Work instructions: Keep only those lines of the records that include the string "JSON".
****************
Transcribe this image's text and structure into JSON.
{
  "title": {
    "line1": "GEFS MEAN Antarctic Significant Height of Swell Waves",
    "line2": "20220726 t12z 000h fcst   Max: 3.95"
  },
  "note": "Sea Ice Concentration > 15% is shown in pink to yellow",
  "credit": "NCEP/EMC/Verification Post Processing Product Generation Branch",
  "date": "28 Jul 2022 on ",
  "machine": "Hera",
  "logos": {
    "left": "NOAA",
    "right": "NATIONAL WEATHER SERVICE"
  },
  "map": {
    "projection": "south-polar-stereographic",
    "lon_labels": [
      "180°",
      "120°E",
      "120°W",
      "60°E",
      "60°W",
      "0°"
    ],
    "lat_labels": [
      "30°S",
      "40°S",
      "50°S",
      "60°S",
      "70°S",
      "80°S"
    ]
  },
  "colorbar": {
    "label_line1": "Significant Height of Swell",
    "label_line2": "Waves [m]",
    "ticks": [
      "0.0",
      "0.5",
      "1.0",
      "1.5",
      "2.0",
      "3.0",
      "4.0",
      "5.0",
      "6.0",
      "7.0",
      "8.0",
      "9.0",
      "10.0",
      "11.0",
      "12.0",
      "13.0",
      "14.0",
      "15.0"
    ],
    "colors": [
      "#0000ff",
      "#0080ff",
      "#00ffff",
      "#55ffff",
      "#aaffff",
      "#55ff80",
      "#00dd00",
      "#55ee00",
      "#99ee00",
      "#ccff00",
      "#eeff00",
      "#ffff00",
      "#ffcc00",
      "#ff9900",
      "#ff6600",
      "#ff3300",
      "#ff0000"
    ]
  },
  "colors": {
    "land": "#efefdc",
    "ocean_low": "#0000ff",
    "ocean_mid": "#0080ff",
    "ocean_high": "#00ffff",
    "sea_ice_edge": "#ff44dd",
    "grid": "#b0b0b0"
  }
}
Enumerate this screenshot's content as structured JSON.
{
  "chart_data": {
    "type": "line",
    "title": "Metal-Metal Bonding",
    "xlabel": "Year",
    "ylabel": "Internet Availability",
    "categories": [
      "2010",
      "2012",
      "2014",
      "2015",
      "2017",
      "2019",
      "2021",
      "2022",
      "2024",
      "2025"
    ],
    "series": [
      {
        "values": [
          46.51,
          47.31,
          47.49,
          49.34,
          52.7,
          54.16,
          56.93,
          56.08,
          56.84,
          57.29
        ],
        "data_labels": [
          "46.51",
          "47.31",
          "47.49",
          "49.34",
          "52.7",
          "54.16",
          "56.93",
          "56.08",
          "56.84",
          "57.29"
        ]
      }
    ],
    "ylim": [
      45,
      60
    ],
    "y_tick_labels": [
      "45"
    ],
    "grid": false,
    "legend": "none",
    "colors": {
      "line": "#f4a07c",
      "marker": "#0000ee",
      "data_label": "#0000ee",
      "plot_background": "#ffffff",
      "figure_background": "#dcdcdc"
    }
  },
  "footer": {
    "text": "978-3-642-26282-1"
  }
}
****************
Written answer:
Transcribe this image's text and structure into JSON.
Enumerate this screenshot's content as structured JSON.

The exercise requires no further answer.